What to do => Only a number is wanted: how many lines in the records below contain "Consommation"?

┌────────

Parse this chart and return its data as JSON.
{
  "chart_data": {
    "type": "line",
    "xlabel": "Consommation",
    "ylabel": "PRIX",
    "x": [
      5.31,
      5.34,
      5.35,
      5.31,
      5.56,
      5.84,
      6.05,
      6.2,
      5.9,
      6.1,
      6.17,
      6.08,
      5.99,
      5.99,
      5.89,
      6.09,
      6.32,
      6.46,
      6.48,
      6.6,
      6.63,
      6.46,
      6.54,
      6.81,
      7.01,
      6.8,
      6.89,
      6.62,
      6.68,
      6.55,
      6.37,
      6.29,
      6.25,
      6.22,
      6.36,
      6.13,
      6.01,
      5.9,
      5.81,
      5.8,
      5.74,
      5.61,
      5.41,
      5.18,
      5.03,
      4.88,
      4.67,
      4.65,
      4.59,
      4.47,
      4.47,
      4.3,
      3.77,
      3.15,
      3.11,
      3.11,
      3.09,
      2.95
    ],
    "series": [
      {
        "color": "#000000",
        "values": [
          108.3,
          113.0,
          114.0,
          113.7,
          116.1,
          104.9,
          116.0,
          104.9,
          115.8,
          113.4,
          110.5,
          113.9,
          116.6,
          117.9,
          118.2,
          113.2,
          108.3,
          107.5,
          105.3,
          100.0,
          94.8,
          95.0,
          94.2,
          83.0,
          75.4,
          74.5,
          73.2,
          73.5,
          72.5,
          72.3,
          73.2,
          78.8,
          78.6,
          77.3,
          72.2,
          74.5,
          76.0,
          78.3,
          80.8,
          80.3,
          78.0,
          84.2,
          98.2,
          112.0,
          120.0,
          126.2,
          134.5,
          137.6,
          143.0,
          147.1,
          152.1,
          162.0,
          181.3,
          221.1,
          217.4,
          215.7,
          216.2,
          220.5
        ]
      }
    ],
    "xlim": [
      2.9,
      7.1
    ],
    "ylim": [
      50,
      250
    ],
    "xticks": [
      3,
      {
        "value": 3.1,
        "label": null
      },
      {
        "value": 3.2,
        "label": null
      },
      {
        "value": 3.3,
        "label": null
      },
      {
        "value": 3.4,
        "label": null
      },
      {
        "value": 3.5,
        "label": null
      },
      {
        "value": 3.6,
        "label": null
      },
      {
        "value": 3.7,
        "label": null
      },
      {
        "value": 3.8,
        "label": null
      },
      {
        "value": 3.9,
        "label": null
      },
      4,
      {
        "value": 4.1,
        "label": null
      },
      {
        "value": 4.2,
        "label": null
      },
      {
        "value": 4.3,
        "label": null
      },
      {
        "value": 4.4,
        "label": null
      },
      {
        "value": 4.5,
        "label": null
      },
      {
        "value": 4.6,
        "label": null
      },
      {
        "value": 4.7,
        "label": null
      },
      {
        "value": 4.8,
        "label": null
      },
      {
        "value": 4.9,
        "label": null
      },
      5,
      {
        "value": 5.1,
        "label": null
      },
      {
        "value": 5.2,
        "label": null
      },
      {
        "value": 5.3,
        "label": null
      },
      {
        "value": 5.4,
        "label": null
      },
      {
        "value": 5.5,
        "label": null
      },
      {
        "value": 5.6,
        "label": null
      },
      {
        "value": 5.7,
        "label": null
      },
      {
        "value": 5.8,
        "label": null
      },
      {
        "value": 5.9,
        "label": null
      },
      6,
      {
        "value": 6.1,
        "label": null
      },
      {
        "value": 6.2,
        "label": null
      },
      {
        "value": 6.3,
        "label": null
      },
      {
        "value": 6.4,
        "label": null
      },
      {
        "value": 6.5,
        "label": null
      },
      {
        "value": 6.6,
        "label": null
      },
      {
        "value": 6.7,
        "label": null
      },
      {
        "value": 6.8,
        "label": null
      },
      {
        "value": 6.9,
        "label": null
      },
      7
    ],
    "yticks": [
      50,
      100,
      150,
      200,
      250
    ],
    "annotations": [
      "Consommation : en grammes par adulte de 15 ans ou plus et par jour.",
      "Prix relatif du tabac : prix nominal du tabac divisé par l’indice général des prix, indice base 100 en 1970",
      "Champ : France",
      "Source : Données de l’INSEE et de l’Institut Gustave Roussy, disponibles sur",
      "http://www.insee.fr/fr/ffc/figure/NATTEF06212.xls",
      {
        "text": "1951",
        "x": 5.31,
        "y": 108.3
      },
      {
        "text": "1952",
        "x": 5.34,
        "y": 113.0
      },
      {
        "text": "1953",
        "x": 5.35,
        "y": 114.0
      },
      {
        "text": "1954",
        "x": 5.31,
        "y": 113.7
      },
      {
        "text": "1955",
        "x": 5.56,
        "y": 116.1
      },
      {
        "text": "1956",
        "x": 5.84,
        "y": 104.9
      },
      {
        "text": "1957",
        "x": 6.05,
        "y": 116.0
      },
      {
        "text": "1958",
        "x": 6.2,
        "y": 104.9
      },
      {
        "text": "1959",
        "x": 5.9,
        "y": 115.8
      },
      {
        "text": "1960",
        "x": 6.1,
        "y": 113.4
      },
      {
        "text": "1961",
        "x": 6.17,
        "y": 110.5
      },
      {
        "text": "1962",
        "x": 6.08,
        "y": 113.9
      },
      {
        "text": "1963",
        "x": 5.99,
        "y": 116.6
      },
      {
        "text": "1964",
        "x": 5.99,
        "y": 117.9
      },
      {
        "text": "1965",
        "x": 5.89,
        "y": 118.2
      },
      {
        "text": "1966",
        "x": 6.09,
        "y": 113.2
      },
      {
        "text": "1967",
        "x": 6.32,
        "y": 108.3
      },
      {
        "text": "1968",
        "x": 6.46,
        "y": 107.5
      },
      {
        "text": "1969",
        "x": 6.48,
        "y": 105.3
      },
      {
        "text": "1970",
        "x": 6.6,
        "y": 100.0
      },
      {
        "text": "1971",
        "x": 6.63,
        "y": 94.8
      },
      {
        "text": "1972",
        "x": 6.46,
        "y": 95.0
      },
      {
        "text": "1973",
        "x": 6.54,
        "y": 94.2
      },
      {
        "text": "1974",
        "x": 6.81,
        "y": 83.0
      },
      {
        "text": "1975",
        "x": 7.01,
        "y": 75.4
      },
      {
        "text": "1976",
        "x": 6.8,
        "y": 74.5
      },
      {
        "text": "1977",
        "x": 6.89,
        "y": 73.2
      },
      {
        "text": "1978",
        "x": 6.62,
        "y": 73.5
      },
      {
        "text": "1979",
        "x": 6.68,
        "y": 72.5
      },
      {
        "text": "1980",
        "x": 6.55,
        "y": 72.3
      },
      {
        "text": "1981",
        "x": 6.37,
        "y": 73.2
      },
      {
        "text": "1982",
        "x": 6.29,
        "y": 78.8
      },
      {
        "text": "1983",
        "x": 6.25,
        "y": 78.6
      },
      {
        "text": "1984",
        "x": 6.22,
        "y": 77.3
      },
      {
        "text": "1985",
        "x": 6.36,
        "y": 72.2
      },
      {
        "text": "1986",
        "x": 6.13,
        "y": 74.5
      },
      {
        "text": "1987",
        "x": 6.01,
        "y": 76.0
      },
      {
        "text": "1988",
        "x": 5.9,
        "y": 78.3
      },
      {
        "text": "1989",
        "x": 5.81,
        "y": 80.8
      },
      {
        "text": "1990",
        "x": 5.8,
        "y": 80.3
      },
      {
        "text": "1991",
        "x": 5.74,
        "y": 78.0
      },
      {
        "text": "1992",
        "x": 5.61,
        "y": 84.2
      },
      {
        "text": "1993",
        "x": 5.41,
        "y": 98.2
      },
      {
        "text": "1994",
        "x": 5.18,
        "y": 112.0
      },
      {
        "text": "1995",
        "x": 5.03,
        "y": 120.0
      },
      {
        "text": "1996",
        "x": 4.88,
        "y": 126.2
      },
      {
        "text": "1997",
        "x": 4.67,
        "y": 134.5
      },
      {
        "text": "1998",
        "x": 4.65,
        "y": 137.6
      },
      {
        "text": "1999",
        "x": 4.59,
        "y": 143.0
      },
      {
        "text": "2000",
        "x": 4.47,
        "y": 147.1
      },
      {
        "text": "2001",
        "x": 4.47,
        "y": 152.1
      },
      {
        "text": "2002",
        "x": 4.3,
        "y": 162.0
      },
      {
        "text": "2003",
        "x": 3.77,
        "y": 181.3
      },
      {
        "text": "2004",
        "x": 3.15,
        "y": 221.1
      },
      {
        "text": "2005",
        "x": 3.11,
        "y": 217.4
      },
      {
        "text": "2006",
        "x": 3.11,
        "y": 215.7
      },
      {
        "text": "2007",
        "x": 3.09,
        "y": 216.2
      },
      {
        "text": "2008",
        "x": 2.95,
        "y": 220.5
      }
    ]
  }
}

└────────

Answer to this exercise => 2